Stored data:
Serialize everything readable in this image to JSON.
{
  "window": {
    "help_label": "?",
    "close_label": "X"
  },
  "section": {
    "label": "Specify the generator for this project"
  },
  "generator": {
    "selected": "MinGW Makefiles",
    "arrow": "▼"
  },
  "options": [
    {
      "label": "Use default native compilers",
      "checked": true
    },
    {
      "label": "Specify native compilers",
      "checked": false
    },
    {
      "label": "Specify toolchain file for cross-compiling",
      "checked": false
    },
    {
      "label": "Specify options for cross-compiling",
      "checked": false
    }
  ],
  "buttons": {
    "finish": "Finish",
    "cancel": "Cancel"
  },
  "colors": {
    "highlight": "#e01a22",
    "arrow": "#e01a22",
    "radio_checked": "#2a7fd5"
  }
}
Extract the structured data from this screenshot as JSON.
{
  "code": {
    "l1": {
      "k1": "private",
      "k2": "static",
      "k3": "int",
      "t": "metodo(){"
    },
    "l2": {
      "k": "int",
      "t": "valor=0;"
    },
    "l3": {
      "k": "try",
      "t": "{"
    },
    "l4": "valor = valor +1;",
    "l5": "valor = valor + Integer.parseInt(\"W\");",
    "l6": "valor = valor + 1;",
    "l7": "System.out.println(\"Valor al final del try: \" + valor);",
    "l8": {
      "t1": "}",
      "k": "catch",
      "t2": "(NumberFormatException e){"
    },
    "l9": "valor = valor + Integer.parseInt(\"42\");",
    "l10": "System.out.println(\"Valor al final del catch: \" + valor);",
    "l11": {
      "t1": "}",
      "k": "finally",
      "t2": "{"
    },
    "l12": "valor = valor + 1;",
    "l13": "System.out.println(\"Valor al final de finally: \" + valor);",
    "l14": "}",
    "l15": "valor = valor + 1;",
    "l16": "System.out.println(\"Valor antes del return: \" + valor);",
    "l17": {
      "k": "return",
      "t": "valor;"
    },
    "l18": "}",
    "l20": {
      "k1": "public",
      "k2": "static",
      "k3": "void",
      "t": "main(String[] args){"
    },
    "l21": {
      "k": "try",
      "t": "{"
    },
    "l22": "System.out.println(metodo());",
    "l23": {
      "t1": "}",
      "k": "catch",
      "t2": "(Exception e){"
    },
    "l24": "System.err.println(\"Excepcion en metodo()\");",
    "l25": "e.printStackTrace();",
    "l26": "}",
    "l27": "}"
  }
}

* _REQUEST_: Identify the lines in the entries that hold "this" and return each one.

* _EXERCISE SOLUTION_:
Serialize everything readable in this image to JSON.
    "label": "Specify the generator for this project"
Extract the structured data from this screenshot as JSON.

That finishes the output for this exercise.